■ What is needed
Write the count of lines that contain the word "توفي" and nothing else.

■ Input rows

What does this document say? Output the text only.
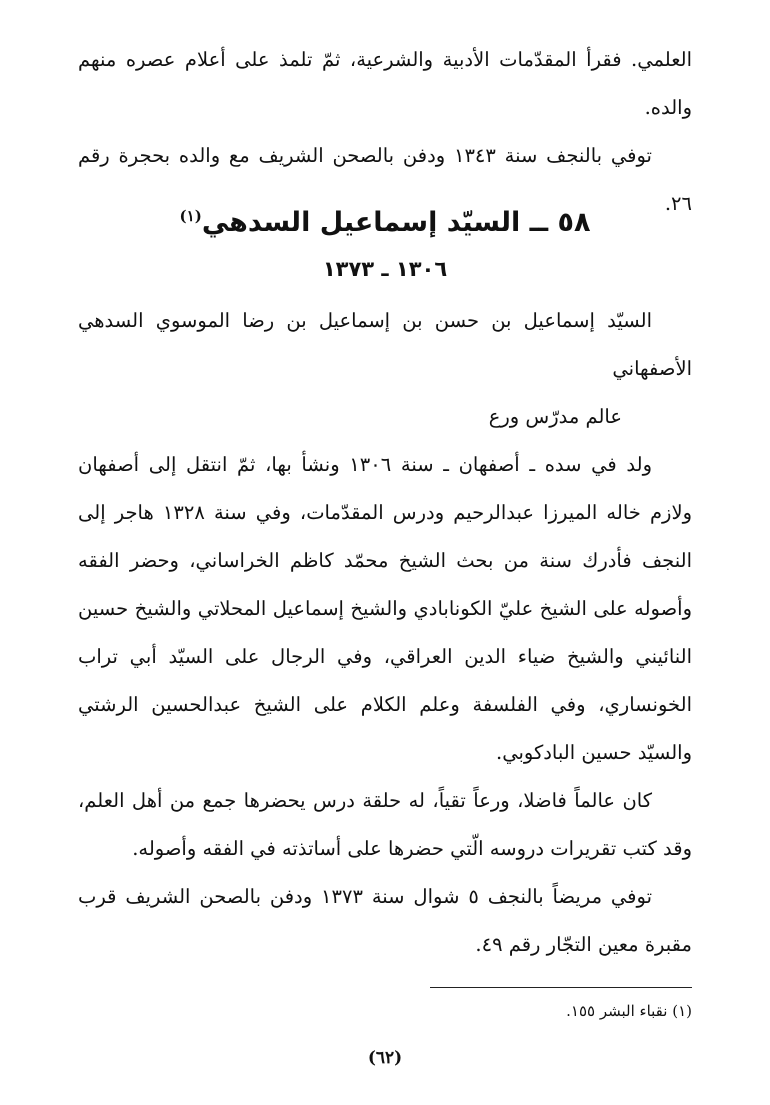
العلمي. فقرأ المقدّمات الأدبية والشرعية، ثمّ تلمذ على أعلام عصره منهم والده.

توفي بالنجف سنة ١٣٤٣ ودفن بالصحن الشريف مع والده بحجرة رقم ٢٦.

٥٨ ــ السيّد إسماعيل السدهي$^{(١)}$
١٣٠٦ ـ ١٣٧٣

السيّد إسماعيل بن حسن بن إسماعيل بن رضا الموسوي السدهي الأصفهاني

عالم مدرّس ورع

ولد في سده ـ أصفهان ـ سنة ١٣٠٦ ونشأ بها، ثمّ انتقل إلى أصفهان ولازم خاله الميرزا عبدالرحيم ودرس المقدّمات، وفي سنة ١٣٢٨ هاجر إلى النجف فأدرك سنة من بحث الشيخ محمّد كاظم الخراساني، وحضر الفقه وأصوله على الشيخ عليّ الكونابادي والشيخ إسماعيل المحلاتي والشيخ حسين النائيني والشيخ ضياء الدين العراقي، وفي الرجال على السيّد أبي تراب الخونساري، وفي الفلسفة وعلم الكلام على الشيخ عبدالحسين الرشتي والسيّد حسين البادكوبي.

كان عالماً فاضلا، ورعاً تقياً، له حلقة درس يحضرها جمع من أهل العلم، وقد كتب تقريرات دروسه الّتي حضرها على أساتذته في الفقه وأصوله.

توفي مريضاً بالنجف ٥ شوال سنة ١٣٧٣ ودفن بالصحن الشريف قرب مقبرة معين التجّار رقم ٤٩.

(١) نقباء البشر ١٥٥.
(٦٢)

■ Exercise response
2